Dataset entries>
***

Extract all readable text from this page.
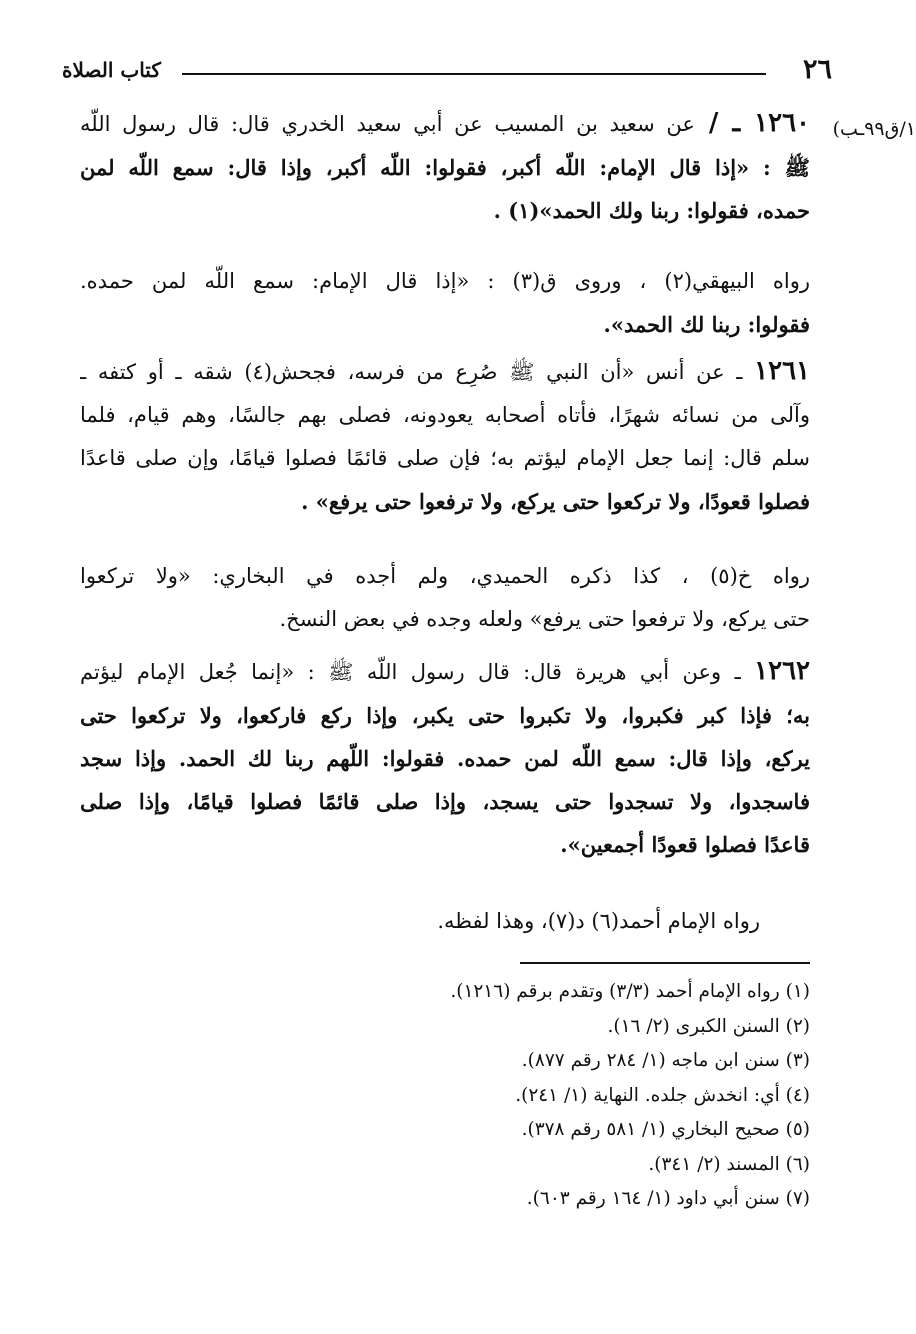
كتاب الصلاة	٢٦
١/ق٩٩ـب)
١٢٦٠ ـ / عن سعيد بن المسيب عن أبي سعيد الخدري قال: قال رسول اللّه
ﷺ : «إذا قال الإمام: اللّه أكبر، فقولوا: اللّه أكبر، وإذا قال: سمع اللّه لمن
حمده، فقولوا: ربنا ولك الحمد»(١) .
رواه البيهقي(٢) ، وروى ق(٣) : «إذا قال الإمام: سمع اللّه لمن حمده.
فقولوا: ربنا لك الحمد».
١٢٦١ ـ عن أنس «أن النبي ﷺ صُرِع من فرسه، فجحش(٤) شقه ـ أو كتفه ـ
وآلى من نسائه شهرًا، فأتاه أصحابه يعودونه، فصلى بهم جالسًا، وهم قيام، فلما
سلم قال: إنما جعل الإمام ليؤتم به؛ فإن صلى قائمًا فصلوا قيامًا، وإن صلى قاعدًا
فصلوا قعودًا، ولا تركعوا حتى يركع، ولا ترفعوا حتى يرفع» .
رواه خ(٥) ، كذا ذكره الحميدي، ولم أجده في البخاري: «ولا تركعوا
حتى يركع، ولا ترفعوا حتى يرفع» ولعله وجده في بعض النسخ.
١٢٦٢ ـ وعن أبي هريرة قال: قال رسول اللّه ﷺ : «إنما جُعل الإمام ليؤتم
به؛ فإذا كبر فكبروا، ولا تكبروا حتى يكبر، وإذا ركع فاركعوا، ولا تركعوا حتى
يركع، وإذا قال: سمع اللّه لمن حمده. فقولوا: اللّهم ربنا لك الحمد. وإذا سجد
فاسجدوا، ولا تسجدوا حتى يسجد، وإذا صلى قائمًا فصلوا قيامًا، وإذا صلى
قاعدًا فصلوا قعودًا أجمعين».
رواه الإمام أحمد(٦) د(٧)، وهذا لفظه.
(١) رواه الإمام أحمد (٣/٣) وتقدم برقم (١٢١٦).
(٢) السنن الكبرى (٢/ ١٦).
(٣) سنن ابن ماجه (١/ ٢٨٤ رقم ٨٧٧).
(٤) أي: انخدش جلده. النهاية (١/ ٢٤١).
(٥) صحيح البخاري (١/ ٥٨١ رقم ٣٧٨).
(٦) المسند (٢/ ٣٤١).
(٧) سنن أبي داود (١/ ١٦٤ رقم ٦٠٣).
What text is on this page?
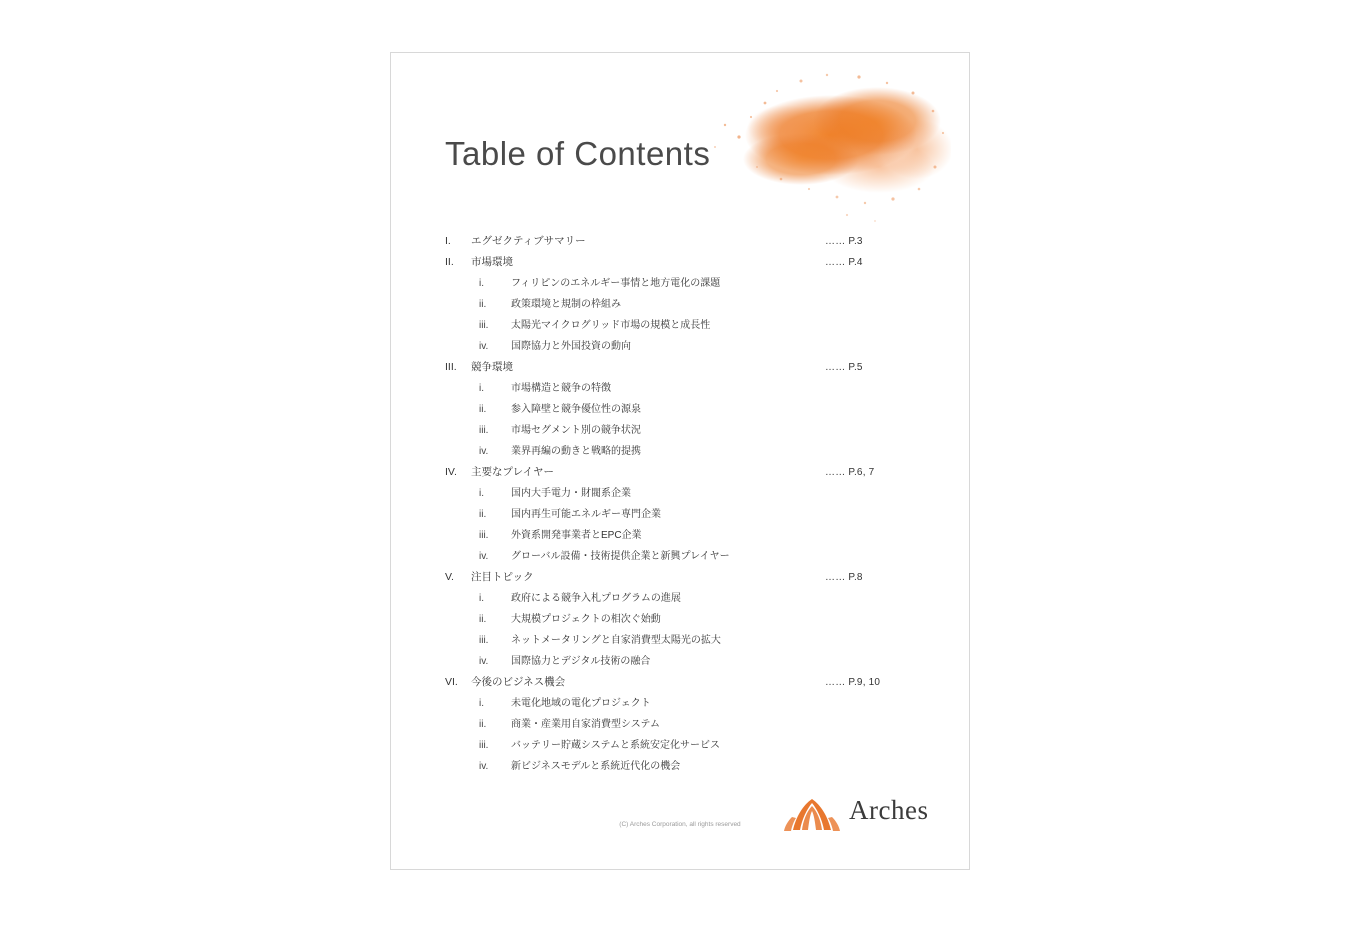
Table of Contents
I.	エグゼクティブサマリー	…… P.3
II.	市場環境	…… P.4
i.	フィリピンのエネルギー事情と地方電化の課題
ii.	政策環境と規制の枠組み
iii.	太陽光マイクログリッド市場の規模と成長性
iv.	国際協力と外国投資の動向
III.	競争環境	…… P.5
i.	市場構造と競争の特徴
ii.	参入障壁と競争優位性の源泉
iii.	市場セグメント別の競争状況
iv.	業界再編の動きと戦略的提携
IV.	主要なプレイヤー	…… P.6, 7
i.	国内大手電力・財閥系企業
ii.	国内再生可能エネルギー専門企業
iii.	外資系開発事業者とEPC企業
iv.	グローバル設備・技術提供企業と新興プレイヤー
V.	注目トピック	…… P.8
i.	政府による競争入札プログラムの進展
ii.	大規模プロジェクトの相次ぐ始動
iii.	ネットメータリングと自家消費型太陽光の拡大
iv.	国際協力とデジタル技術の融合
VI.	今後のビジネス機会	…… P.9, 10
i.	未電化地域の電化プロジェクト
ii.	商業・産業用自家消費型システム
iii.	バッテリー貯蔵システムと系統安定化サービス
iv.	新ビジネスモデルと系統近代化の機会
(C) Arches Corporation, all rights reserved	Arches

***

WHAT TO PRODUCE> Identify each line of the material where the word "قائم" shows up, and copy it.

RESPONSE TO THE TASK>
سلم قال: إنما جعل الإمام ليؤتم به؛ فإن صلى قائمًا فصلوا قيامًا، وإن صلى قاعدًا
فاسجدوا، ولا تسجدوا حتى يسجد، وإذا صلى قائمًا فصلوا قيامًا، وإذا صلى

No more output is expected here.